▶ Stated problem
Scan the records below. List lines holding "type".
— START OF Items —
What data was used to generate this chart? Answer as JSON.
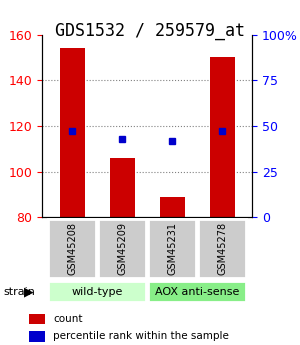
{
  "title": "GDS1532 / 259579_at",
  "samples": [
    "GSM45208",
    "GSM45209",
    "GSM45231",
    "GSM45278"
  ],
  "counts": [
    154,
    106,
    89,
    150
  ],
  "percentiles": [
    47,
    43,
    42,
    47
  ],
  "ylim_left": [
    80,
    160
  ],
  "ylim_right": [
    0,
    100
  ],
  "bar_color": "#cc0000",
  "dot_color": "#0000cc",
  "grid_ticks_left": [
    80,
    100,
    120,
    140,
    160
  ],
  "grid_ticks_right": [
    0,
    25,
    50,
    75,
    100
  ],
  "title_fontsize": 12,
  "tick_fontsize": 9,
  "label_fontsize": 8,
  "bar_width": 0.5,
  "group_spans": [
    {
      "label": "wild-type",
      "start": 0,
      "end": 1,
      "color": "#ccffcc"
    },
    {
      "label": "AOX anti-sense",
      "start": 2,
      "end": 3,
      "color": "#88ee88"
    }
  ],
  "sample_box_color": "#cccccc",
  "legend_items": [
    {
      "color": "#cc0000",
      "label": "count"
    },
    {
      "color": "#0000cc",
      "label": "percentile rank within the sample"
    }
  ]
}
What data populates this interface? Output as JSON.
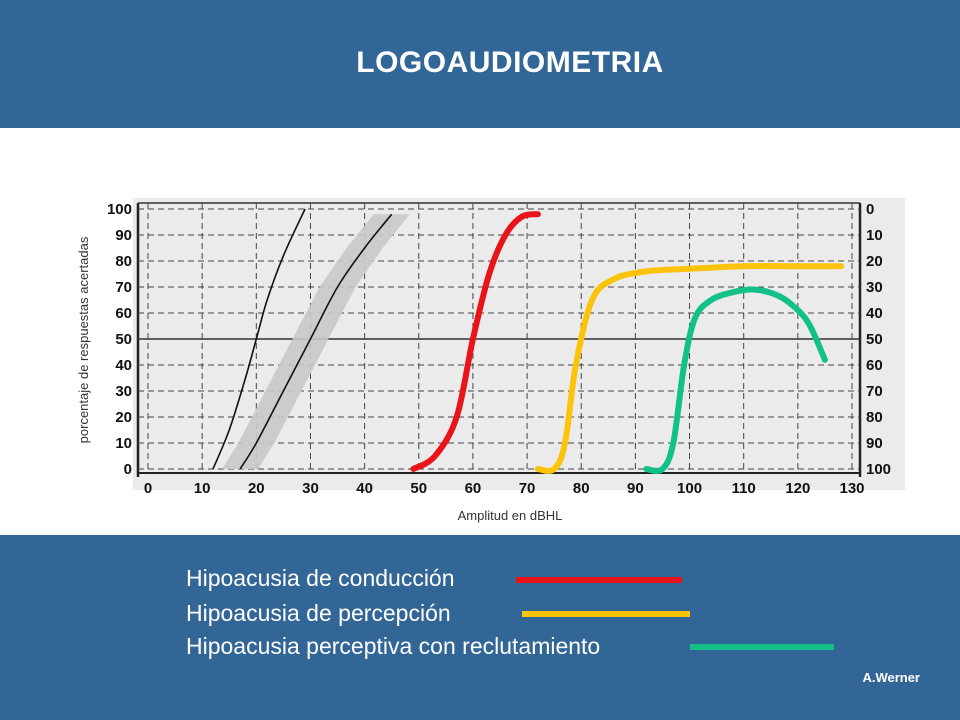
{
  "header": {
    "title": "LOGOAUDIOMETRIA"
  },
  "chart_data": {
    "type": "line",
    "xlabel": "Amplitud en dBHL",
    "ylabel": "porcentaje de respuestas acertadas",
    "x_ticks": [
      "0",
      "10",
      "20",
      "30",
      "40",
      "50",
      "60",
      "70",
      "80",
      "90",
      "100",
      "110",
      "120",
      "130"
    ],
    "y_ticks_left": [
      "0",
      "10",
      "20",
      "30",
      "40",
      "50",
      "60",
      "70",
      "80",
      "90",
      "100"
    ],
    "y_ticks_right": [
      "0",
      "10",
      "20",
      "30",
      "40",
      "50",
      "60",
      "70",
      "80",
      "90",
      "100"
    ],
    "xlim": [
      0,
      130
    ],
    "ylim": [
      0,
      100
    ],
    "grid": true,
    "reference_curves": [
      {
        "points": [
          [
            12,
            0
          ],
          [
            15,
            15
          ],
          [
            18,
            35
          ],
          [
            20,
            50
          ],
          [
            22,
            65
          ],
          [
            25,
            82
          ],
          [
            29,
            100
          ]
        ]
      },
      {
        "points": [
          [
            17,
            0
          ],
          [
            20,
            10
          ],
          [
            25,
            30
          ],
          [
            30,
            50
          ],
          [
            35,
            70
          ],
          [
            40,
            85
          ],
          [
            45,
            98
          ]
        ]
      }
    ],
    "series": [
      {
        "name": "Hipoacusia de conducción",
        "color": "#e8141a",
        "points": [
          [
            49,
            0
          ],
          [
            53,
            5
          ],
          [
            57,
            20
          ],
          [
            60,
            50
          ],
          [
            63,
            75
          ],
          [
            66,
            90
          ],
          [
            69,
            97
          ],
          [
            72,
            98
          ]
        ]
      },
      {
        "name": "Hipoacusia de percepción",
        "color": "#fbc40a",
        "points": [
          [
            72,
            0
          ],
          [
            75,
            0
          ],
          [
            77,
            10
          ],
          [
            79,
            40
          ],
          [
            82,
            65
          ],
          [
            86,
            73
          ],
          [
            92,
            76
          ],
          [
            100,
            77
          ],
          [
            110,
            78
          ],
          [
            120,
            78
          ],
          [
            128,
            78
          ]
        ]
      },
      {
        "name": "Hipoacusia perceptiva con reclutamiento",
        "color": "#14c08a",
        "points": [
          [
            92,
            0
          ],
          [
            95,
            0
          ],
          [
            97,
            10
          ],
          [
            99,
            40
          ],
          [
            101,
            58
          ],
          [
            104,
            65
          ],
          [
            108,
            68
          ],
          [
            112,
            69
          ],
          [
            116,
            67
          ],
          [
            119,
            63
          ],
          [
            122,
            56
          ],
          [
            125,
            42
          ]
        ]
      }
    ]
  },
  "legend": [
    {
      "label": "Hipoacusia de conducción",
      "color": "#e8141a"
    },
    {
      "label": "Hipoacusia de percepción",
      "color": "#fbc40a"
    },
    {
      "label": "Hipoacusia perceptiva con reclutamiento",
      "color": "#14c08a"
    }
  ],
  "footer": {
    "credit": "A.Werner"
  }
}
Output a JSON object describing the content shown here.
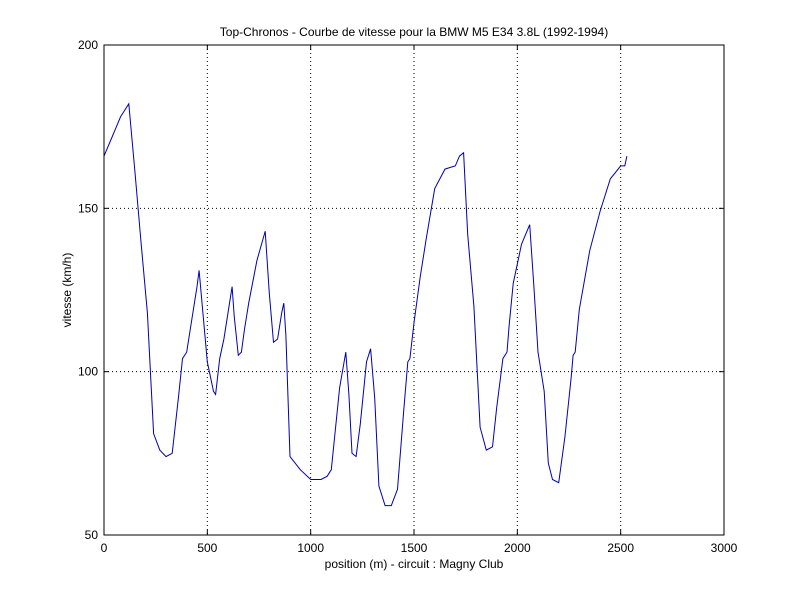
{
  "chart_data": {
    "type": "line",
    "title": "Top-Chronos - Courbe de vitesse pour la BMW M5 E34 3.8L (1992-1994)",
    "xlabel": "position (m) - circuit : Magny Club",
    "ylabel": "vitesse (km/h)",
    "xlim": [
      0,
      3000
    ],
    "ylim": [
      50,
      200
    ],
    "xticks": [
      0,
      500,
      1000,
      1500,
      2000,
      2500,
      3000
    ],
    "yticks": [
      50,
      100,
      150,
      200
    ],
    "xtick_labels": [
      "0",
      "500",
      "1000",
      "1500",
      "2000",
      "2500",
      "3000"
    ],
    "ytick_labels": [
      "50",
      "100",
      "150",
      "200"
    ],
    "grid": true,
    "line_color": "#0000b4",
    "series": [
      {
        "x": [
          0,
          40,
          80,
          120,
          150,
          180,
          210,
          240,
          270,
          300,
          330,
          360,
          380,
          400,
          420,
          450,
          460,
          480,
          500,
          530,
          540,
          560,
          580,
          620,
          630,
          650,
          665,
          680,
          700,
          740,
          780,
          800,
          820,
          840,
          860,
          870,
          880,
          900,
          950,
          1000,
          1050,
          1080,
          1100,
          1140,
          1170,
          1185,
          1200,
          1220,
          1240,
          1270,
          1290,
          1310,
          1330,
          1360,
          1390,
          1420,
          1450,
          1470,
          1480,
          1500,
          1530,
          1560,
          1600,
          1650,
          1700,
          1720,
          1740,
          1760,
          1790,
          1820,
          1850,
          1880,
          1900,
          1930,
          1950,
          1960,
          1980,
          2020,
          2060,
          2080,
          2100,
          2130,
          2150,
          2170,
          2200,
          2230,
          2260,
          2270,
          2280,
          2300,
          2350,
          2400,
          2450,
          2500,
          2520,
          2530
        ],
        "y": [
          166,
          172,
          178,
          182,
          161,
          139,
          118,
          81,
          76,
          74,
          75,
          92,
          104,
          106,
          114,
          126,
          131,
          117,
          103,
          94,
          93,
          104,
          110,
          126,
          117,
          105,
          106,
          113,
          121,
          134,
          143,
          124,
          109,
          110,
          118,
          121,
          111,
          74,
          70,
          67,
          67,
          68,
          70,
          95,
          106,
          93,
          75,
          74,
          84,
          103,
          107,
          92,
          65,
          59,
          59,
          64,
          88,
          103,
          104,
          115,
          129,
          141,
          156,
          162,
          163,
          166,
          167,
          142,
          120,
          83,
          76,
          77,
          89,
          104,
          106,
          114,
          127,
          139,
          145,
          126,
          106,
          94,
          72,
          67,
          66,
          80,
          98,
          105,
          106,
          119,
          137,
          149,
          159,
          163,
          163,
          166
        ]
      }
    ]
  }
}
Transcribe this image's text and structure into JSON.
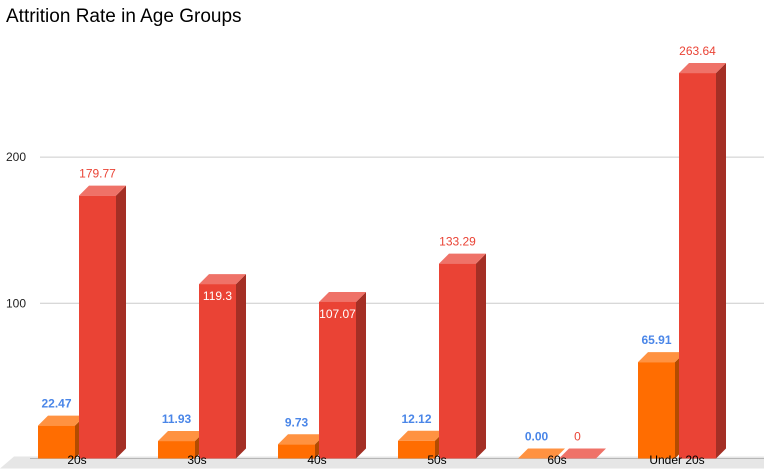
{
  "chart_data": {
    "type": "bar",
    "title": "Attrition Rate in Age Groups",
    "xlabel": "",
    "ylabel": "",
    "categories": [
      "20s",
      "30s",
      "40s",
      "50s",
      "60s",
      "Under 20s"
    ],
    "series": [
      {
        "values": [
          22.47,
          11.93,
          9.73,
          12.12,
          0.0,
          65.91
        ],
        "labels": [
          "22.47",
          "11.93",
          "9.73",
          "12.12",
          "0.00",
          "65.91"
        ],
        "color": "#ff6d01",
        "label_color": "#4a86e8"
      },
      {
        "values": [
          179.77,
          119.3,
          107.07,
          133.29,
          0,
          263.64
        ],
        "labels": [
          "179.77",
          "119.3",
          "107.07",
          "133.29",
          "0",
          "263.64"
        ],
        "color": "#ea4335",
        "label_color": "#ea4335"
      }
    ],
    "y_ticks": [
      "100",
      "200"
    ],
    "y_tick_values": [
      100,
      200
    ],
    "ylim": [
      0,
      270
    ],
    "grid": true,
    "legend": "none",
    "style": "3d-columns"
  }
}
— END OF Items —
▶ Problem solution
      "label": "wild-type",
    "type": "line",
    "type": "line",
    "type": "bar",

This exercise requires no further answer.